■ REQUIREMENTS:
Can the data below be echoed back word for word?

■ Records from a collection:

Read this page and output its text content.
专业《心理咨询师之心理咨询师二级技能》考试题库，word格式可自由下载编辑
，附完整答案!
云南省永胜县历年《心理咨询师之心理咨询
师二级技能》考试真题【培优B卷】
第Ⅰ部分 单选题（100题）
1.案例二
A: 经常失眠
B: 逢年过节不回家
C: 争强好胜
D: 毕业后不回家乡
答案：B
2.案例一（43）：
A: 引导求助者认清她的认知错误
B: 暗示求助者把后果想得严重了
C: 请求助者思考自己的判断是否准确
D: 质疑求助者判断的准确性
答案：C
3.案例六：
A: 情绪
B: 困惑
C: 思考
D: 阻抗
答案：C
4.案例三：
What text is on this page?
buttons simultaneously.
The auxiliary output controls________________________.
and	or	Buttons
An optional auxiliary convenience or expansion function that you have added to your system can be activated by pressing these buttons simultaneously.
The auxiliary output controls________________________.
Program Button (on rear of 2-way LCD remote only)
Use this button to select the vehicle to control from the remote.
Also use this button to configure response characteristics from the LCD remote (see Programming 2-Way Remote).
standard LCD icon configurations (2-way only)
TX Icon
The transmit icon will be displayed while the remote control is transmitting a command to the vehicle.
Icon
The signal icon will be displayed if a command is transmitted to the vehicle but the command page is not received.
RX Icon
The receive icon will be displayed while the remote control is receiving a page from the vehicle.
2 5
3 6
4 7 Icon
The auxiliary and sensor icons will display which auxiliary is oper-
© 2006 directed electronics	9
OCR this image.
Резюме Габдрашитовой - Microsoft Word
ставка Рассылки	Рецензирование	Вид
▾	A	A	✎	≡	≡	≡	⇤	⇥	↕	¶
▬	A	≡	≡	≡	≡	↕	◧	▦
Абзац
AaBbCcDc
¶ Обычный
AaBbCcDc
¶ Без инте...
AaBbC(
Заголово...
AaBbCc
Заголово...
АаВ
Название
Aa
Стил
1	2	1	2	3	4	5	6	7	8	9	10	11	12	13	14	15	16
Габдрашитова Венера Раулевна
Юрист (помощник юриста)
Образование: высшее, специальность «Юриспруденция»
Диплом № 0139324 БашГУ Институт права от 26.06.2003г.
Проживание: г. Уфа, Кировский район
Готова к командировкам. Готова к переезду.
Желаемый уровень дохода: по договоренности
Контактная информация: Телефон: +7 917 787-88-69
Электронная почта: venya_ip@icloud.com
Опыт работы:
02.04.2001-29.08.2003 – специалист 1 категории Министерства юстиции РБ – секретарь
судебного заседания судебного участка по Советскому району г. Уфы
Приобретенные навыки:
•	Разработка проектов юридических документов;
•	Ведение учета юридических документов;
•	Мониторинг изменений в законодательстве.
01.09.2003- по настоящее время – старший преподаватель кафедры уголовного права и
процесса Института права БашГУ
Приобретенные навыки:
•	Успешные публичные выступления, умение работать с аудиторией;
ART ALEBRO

■ SOLUTION FOR THIS EXERCISE:
Read this page and output its text content.
专业《心理咨询师之心理咨询师二级技能》考试题库，word格式可自由下载编辑
，附完整答案!
云南省永胜县历年《心理咨询师之心理咨询
师二级技能》考试真题【培优B卷】
第Ⅰ部分 单选题（100题）
1.案例二
A: 经常失眠
B: 逢年过节不回家
C: 争强好胜
D: 毕业后不回家乡
答案：B
2.案例一（43）：
A: 引导求助者认清她的认知错误
B: 暗示求助者把后果想得严重了
C: 请求助者思考自己的判断是否准确
D: 质疑求助者判断的准确性
答案：C
3.案例六：
A: 情绪
B: 困惑
C: 思考
D: 阻抗
答案：C
4.案例三：
What text is on this page?
buttons simultaneously.
The auxiliary output controls________________________.
and	or	Buttons
An optional auxiliary convenience or expansion function that you have added to your system can be activated by pressing these buttons simultaneously.
The auxiliary output controls________________________.
Program Button (on rear of 2-way LCD remote only)
Use this button to select the vehicle to control from the remote.
Also use this button to configure response characteristics from the LCD remote (see Programming 2-Way Remote).
standard LCD icon configurations (2-way only)
TX Icon
The transmit icon will be displayed while the remote control is transmitting a command to the vehicle.
Icon
The signal icon will be displayed if a command is transmitted to the vehicle but the command page is not received.
RX Icon
The receive icon will be displayed while the remote control is receiving a page from the vehicle.
2 5
3 6
4 7 Icon
The auxiliary and sensor icons will display which auxiliary is oper-
© 2006 directed electronics	9
OCR this image.
Резюме Габдрашитовой - Microsoft Word
ставка Рассылки	Рецензирование	Вид
▾	A	A	✎	≡	≡	≡	⇤	⇥	↕	¶
▬	A	≡	≡	≡	≡	↕	◧	▦
Абзац
AaBbCcDc
¶ Обычный
AaBbCcDc
¶ Без инте...
AaBbC(
Заголово...
AaBbCc
Заголово...
АаВ
Название
Aa
Стил
1	2	1	2	3	4	5	6	7	8	9	10	11	12	13	14	15	16
Габдрашитова Венера Раулевна
Юрист (помощник юриста)
Образование: высшее, специальность «Юриспруденция»
Диплом № 0139324 БашГУ Институт права от 26.06.2003г.
Проживание: г. Уфа, Кировский район
Готова к командировкам. Готова к переезду.
Желаемый уровень дохода: по договоренности
Контактная информация: Телефон: +7 917 787-88-69
Электронная почта: venya_ip@icloud.com
Опыт работы:
02.04.2001-29.08.2003 – специалист 1 категории Министерства юстиции РБ – секретарь
судебного заседания судебного участка по Советскому району г. Уфы
Приобретенные навыки:
•	Разработка проектов юридических документов;
•	Ведение учета юридических документов;
•	Мониторинг изменений в законодательстве.
01.09.2003- по настоящее время – старший преподаватель кафедры уголовного права и
процесса Института права БашГУ
Приобретенные навыки:
•	Успешные публичные выступления, умение работать с аудиторией;
ART ALEBRO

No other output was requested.